[Stored records]
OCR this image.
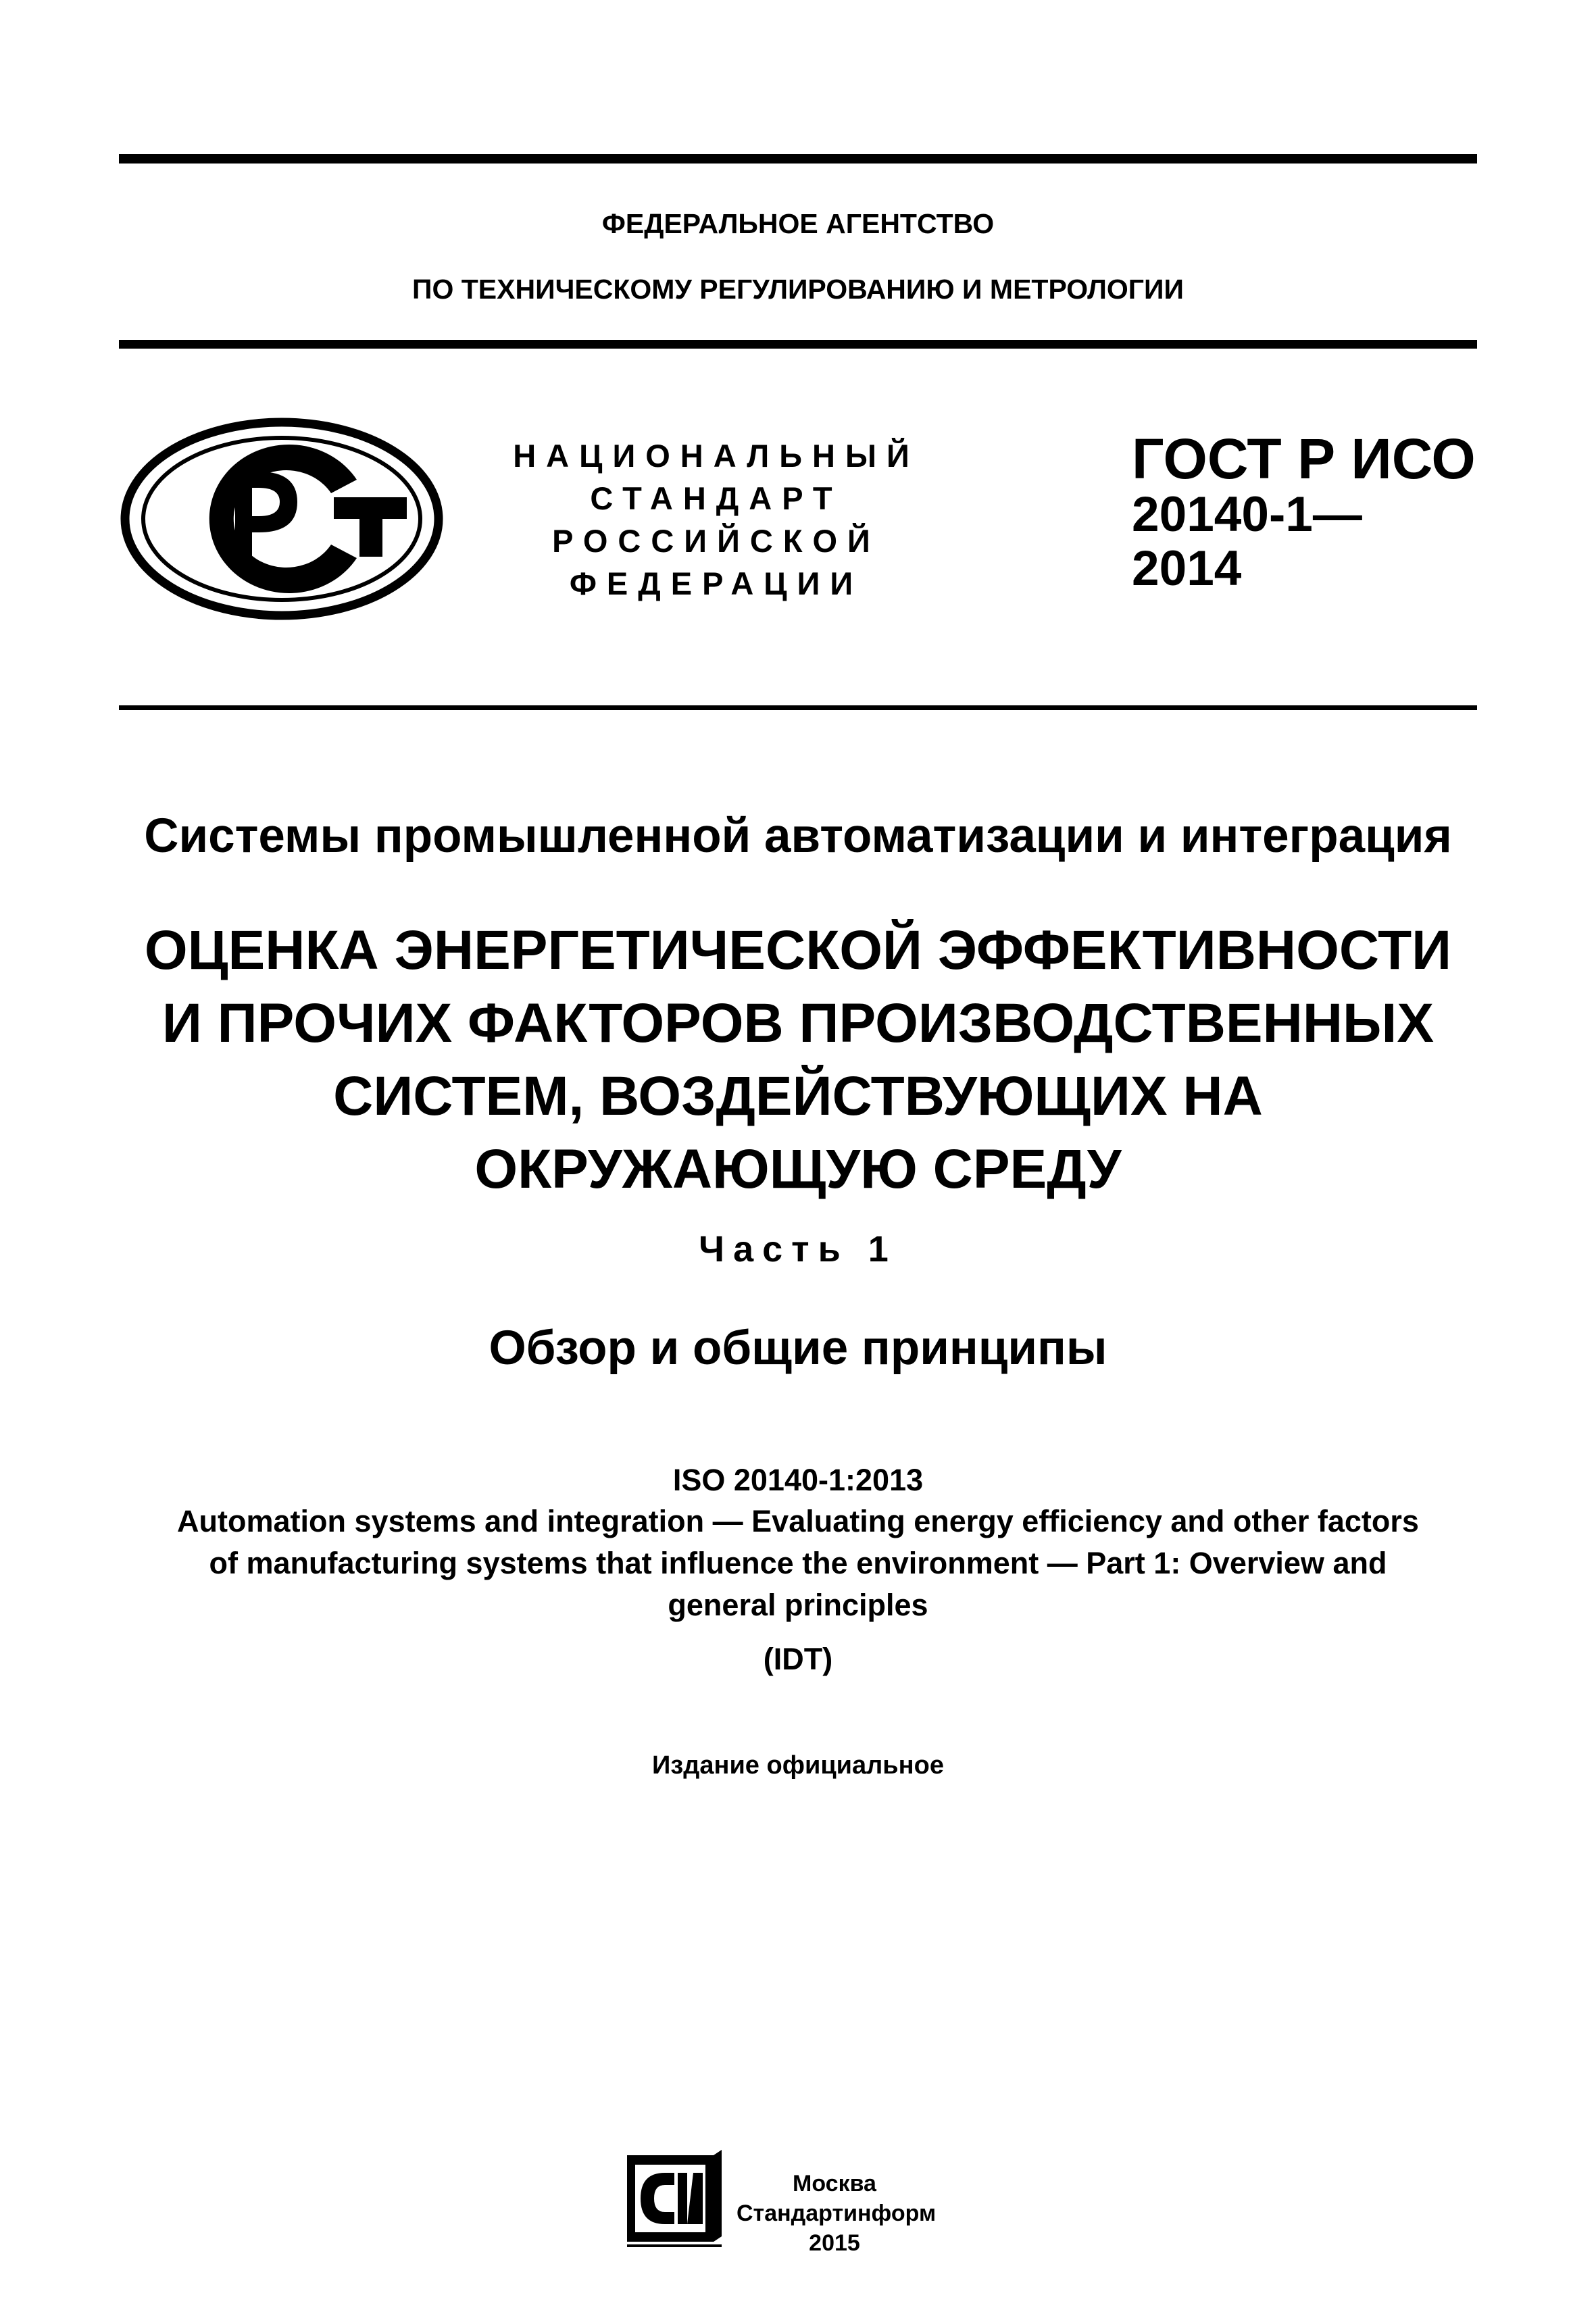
ФЕДЕРАЛЬНОЕ АГЕНТСТВО
ПО ТЕХНИЧЕСКОМУ РЕГУЛИРОВАНИЮ И МЕТРОЛОГИИ
НАЦИОНАЛЬНЫЙ
СТАНДАРТ
РОССИЙСКОЙ
ФЕДЕРАЦИИ
ГОСТ Р ИСО
20140-1—
2014
Системы промышленной автоматизации и интеграция
ОЦЕНКА ЭНЕРГЕТИЧЕСКОЙ ЭФФЕКТИВНОСТИ
И ПРОЧИХ ФАКТОРОВ ПРОИЗВОДСТВЕННЫХ
СИСТЕМ, ВОЗДЕЙСТВУЮЩИХ НА
ОКРУЖАЮЩУЮ СРЕДУ
Часть 1
Обзор и общие принципы
ISO 20140-1:2013
Automation systems and integration — Evaluating energy efficiency and other factors
of manufacturing systems that influence the environment — Part 1: Overview and
general principles
(IDT)
Издание официальное
Москва
Стандартинформ
2015
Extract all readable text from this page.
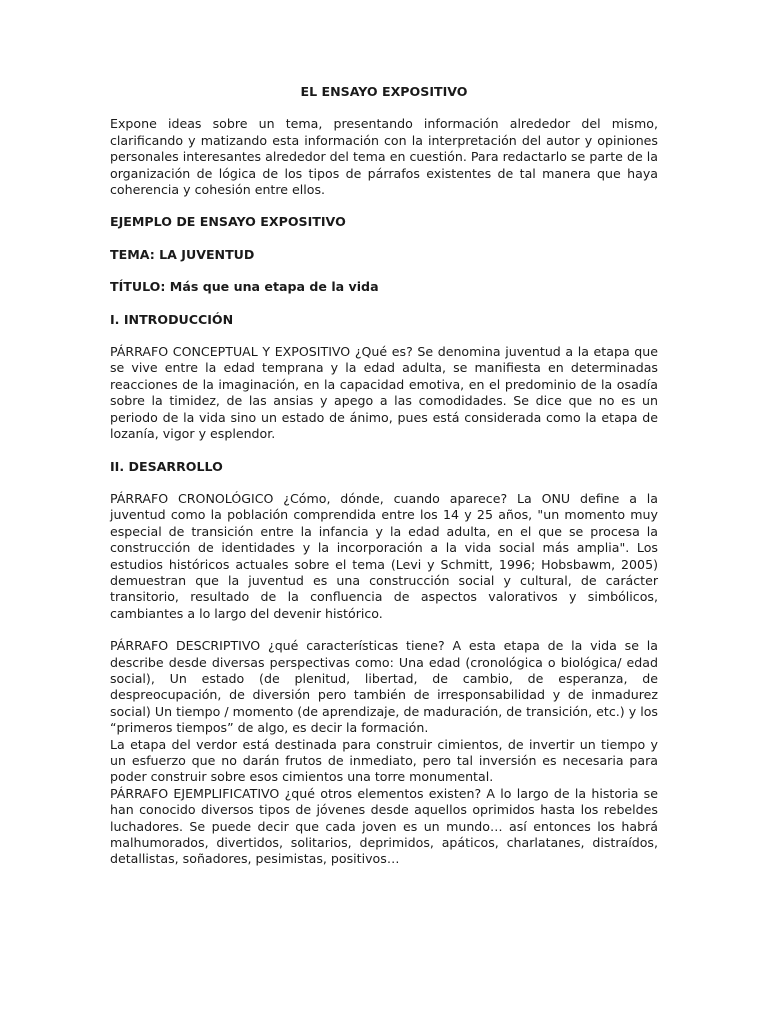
EL ENSAYO EXPOSITIVO
Expone ideas sobre un tema, presentando información alrededor del mismo, clarificando y matizando esta información con la interpretación del autor y opiniones personales interesantes alrededor del tema en cuestión. Para redactarlo se parte de la organización de lógica de los tipos de párrafos existentes de tal manera que haya coherencia y cohesión entre ellos.
EJEMPLO DE ENSAYO EXPOSITIVO
TEMA: LA JUVENTUD
TÍTULO: Más que una etapa de la vida
I. INTRODUCCIÓN
PÁRRAFO CONCEPTUAL Y EXPOSITIVO ¿Qué es? Se denomina juventud a la etapa que se vive entre la edad temprana y la edad adulta, se manifiesta en determinadas reacciones de la imaginación, en la capacidad emotiva, en el predominio de la osadía sobre la timidez, de las ansias y apego a las comodidades. Se dice que no es un periodo de la vida sino un estado de ánimo, pues está considerada como la etapa de lozanía, vigor y esplendor.
II. DESARROLLO
PÁRRAFO CRONOLÓGICO ¿Cómo, dónde, cuando aparece? La ONU define a la juventud como la población comprendida entre los 14 y 25 años, "un momento muy especial de transición entre la infancia y la edad adulta, en el que se procesa la construcción de identidades y la incorporación a la vida social más amplia". Los estudios históricos actuales sobre el tema (Levi y Schmitt, 1996; Hobsbawm, 2005) demuestran que la juventud es una construcción social y cultural, de carácter transitorio, resultado de la confluencia de aspectos valorativos y simbólicos, cambiantes a lo largo del devenir histórico.
PÁRRAFO DESCRIPTIVO ¿qué características tiene? A esta etapa de la vida se la describe desde diversas perspectivas como: Una edad (cronológica o biológica/ edad social), Un estado (de plenitud, libertad, de cambio, de esperanza, de despreocupación, de diversión pero también de irresponsabilidad y de inmadurez social) Un tiempo / momento (de aprendizaje, de maduración, de transición, etc.) y los “primeros tiempos” de algo, es decir la formación.
La etapa del verdor está destinada para construir cimientos, de invertir un tiempo y un esfuerzo que no darán frutos de inmediato, pero tal inversión es necesaria para poder construir sobre esos cimientos una torre monumental.
PÁRRAFO EJEMPLIFICATIVO ¿qué otros elementos existen? A lo largo de la historia se han conocido diversos tipos de jóvenes desde aquellos oprimidos hasta los rebeldes luchadores. Se puede decir que cada joven es un mundo… así entonces los habrá malhumorados, divertidos, solitarios, deprimidos, apáticos, charlatanes, distraídos, detallistas, soñadores, pesimistas, positivos…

• [WHAT IS NEEDED]
Transcribe all of the entries word for word, but skip any pictures they contain.

• [RESPONSE TO THIS TASK]
OCR this image.
ФЕДЕРАЛЬНОЕ АГЕНТСТВО
ПО ТЕХНИЧЕСКОМУ РЕГУЛИРОВАНИЮ И МЕТРОЛОГИИ
НАЦИОНАЛЬНЫЙ
СТАНДАРТ
РОССИЙСКОЙ
ФЕДЕРАЦИИ
ГОСТ Р ИСО
20140-1—
2014
Системы промышленной автоматизации и интеграция
ОЦЕНКА ЭНЕРГЕТИЧЕСКОЙ ЭФФЕКТИВНОСТИ
И ПРОЧИХ ФАКТОРОВ ПРОИЗВОДСТВЕННЫХ
СИСТЕМ, ВОЗДЕЙСТВУЮЩИХ НА
ОКРУЖАЮЩУЮ СРЕДУ
Часть 1
Обзор и общие принципы
ISO 20140-1:2013
Automation systems and integration — Evaluating energy efficiency and other factors
of manufacturing systems that influence the environment — Part 1: Overview and
general principles
(IDT)
Издание официальное
Москва
Стандартинформ
2015
Extract all readable text from this page.
EL ENSAYO EXPOSITIVO
Expone ideas sobre un tema, presentando información alrededor del mismo, clarificando y matizando esta información con la interpretación del autor y opiniones personales interesantes alrededor del tema en cuestión. Para redactarlo se parte de la organización de lógica de los tipos de párrafos existentes de tal manera que haya coherencia y cohesión entre ellos.
EJEMPLO DE ENSAYO EXPOSITIVO
TEMA: LA JUVENTUD
TÍTULO: Más que una etapa de la vida
I. INTRODUCCIÓN
PÁRRAFO CONCEPTUAL Y EXPOSITIVO ¿Qué es? Se denomina juventud a la etapa que se vive entre la edad temprana y la edad adulta, se manifiesta en determinadas reacciones de la imaginación, en la capacidad emotiva, en el predominio de la osadía sobre la timidez, de las ansias y apego a las comodidades. Se dice que no es un periodo de la vida sino un estado de ánimo, pues está considerada como la etapa de lozanía, vigor y esplendor.
II. DESARROLLO
PÁRRAFO CRONOLÓGICO ¿Cómo, dónde, cuando aparece? La ONU define a la juventud como la población comprendida entre los 14 y 25 años, "un momento muy especial de transición entre la infancia y la edad adulta, en el que se procesa la construcción de identidades y la incorporación a la vida social más amplia". Los estudios históricos actuales sobre el tema (Levi y Schmitt, 1996; Hobsbawm, 2005) demuestran que la juventud es una construcción social y cultural, de carácter transitorio, resultado de la confluencia de aspectos valorativos y simbólicos, cambiantes a lo largo del devenir histórico.
PÁRRAFO DESCRIPTIVO ¿qué características tiene? A esta etapa de la vida se la describe desde diversas perspectivas como: Una edad (cronológica o biológica/ edad social), Un estado (de plenitud, libertad, de cambio, de esperanza, de despreocupación, de diversión pero también de irresponsabilidad y de inmadurez social) Un tiempo / momento (de aprendizaje, de maduración, de transición, etc.) y los “primeros tiempos” de algo, es decir la formación.
La etapa del verdor está destinada para construir cimientos, de invertir un tiempo y un esfuerzo que no darán frutos de inmediato, pero tal inversión es necesaria para poder construir sobre esos cimientos una torre monumental.
PÁRRAFO EJEMPLIFICATIVO ¿qué otros elementos existen? A lo largo de la historia se han conocido diversos tipos de jóvenes desde aquellos oprimidos hasta los rebeldes luchadores. Se puede decir que cada joven es un mundo… así entonces los habrá malhumorados, divertidos, solitarios, deprimidos, apáticos, charlatanes, distraídos, detallistas, soñadores, pesimistas, positivos…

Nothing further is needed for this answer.